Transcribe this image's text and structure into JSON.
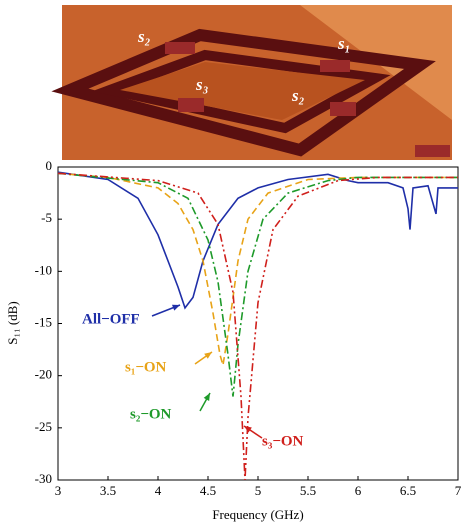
{
  "figure_labels": [
    "s₂",
    "s₁",
    "s₃",
    "s₂"
  ],
  "chart_data": {
    "type": "line",
    "xlabel": "Frequency (GHz)",
    "ylabel": "S₁₁ (dB)",
    "xlim": [
      3,
      7
    ],
    "ylim": [
      -30,
      0
    ],
    "xticks": [
      3,
      3.5,
      4,
      4.5,
      5,
      5.5,
      6,
      6.5,
      7
    ],
    "yticks": [
      0,
      -5,
      -10,
      -15,
      -20,
      -25,
      -30
    ],
    "series": [
      {
        "name": "All−OFF",
        "color": "#1f2fa8",
        "dash": "solid",
        "x": [
          3,
          3.5,
          3.8,
          4.0,
          4.1,
          4.2,
          4.27,
          4.35,
          4.45,
          4.6,
          4.8,
          5.0,
          5.3,
          5.7,
          5.9,
          6.0,
          6.3,
          6.45,
          6.5,
          6.52,
          6.55,
          6.7,
          6.78,
          6.8,
          6.9,
          7
        ],
        "values": [
          -0.5,
          -1.2,
          -3,
          -6.5,
          -9,
          -11.5,
          -13.5,
          -12.5,
          -9,
          -5.5,
          -3,
          -2,
          -1.2,
          -0.7,
          -1.3,
          -1.5,
          -1.5,
          -2,
          -4,
          -6,
          -2,
          -1.8,
          -4.5,
          -2,
          -2,
          -2
        ]
      },
      {
        "name": "s₁−ON",
        "color": "#e8a317",
        "dash": "dashed",
        "x": [
          3,
          3.5,
          4,
          4.2,
          4.35,
          4.45,
          4.55,
          4.62,
          4.65,
          4.7,
          4.8,
          4.9,
          5.1,
          5.5,
          6,
          7
        ],
        "values": [
          -0.6,
          -1,
          -2,
          -3.5,
          -6,
          -9,
          -14,
          -18,
          -19,
          -16,
          -9,
          -5,
          -2.5,
          -1.2,
          -1,
          -1
        ]
      },
      {
        "name": "s₂−ON",
        "color": "#1e9a2a",
        "dash": "dashdot",
        "x": [
          3,
          4,
          4.3,
          4.5,
          4.6,
          4.7,
          4.75,
          4.8,
          4.9,
          5.05,
          5.3,
          5.7,
          6,
          7
        ],
        "values": [
          -0.6,
          -1.5,
          -3,
          -7,
          -11,
          -18,
          -22,
          -17,
          -10,
          -5,
          -2.5,
          -1.3,
          -1,
          -1
        ]
      },
      {
        "name": "s₃−ON",
        "color": "#d0201c",
        "dash": "dashdotdot",
        "x": [
          3,
          4,
          4.4,
          4.6,
          4.75,
          4.83,
          4.87,
          4.9,
          5.0,
          5.15,
          5.4,
          5.8,
          6.2,
          7
        ],
        "values": [
          -0.6,
          -1.3,
          -2.5,
          -5.5,
          -12,
          -22,
          -30,
          -24,
          -13,
          -6,
          -2.8,
          -1.3,
          -1,
          -1
        ]
      }
    ]
  }
}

──────

## Stated goal
Give an exact copy of the material, leaving out every picture.

## Correct result
Transcribe this image's text and structure into JSON.
{
  "figure_labels": [
    "s₂",
    "s₁",
    "s₃",
    "s₂"
  ],
  "chart_data": {
    "type": "line",
    "xlabel": "Frequency (GHz)",
    "ylabel": "S₁₁ (dB)",
    "xlim": [
      3,
      7
    ],
    "ylim": [
      -30,
      0
    ],
    "xticks": [
      3,
      3.5,
      4,
      4.5,
      5,
      5.5,
      6,
      6.5,
      7
    ],
    "yticks": [
      0,
      -5,
      -10,
      -15,
      -20,
      -25,
      -30
    ],
    "series": [
      {
        "name": "All−OFF",
        "color": "#1f2fa8",
        "dash": "solid",
        "x": [
          3,
          3.5,
          3.8,
          4.0,
          4.1,
          4.2,
          4.27,
          4.35,
          4.45,
          4.6,
          4.8,
          5.0,
          5.3,
          5.7,
          5.9,
          6.0,
          6.3,
          6.45,
          6.5,
          6.52,
          6.55,
          6.7,
          6.78,
          6.8,
          6.9,
          7
        ],
        "values": [
          -0.5,
          -1.2,
          -3,
          -6.5,
          -9,
          -11.5,
          -13.5,
          -12.5,
          -9,
          -5.5,
          -3,
          -2,
          -1.2,
          -0.7,
          -1.3,
          -1.5,
          -1.5,
          -2,
          -4,
          -6,
          -2,
          -1.8,
          -4.5,
          -2,
          -2,
          -2
        ]
      },
      {
        "name": "s₁−ON",
        "color": "#e8a317",
        "dash": "dashed",
        "x": [
          3,
          3.5,
          4,
          4.2,
          4.35,
          4.45,
          4.55,
          4.62,
          4.65,
          4.7,
          4.8,
          4.9,
          5.1,
          5.5,
          6,
          7
        ],
        "values": [
          -0.6,
          -1,
          -2,
          -3.5,
          -6,
          -9,
          -14,
          -18,
          -19,
          -16,
          -9,
          -5,
          -2.5,
          -1.2,
          -1,
          -1
        ]
      },
      {
        "name": "s₂−ON",
        "color": "#1e9a2a",
        "dash": "dashdot",
        "x": [
          3,
          4,
          4.3,
          4.5,
          4.6,
          4.7,
          4.75,
          4.8,
          4.9,
          5.05,
          5.3,
          5.7,
          6,
          7
        ],
        "values": [
          -0.6,
          -1.5,
          -3,
          -7,
          -11,
          -18,
          -22,
          -17,
          -10,
          -5,
          -2.5,
          -1.3,
          -1,
          -1
        ]
      },
      {
        "name": "s₃−ON",
        "color": "#d0201c",
        "dash": "dashdotdot",
        "x": [
          3,
          4,
          4.4,
          4.6,
          4.75,
          4.83,
          4.87,
          4.9,
          5.0,
          5.15,
          5.4,
          5.8,
          6.2,
          7
        ],
        "values": [
          -0.6,
          -1.3,
          -2.5,
          -5.5,
          -12,
          -22,
          -30,
          -24,
          -13,
          -6,
          -2.8,
          -1.3,
          -1,
          -1
        ]
      }
    ]
  }
}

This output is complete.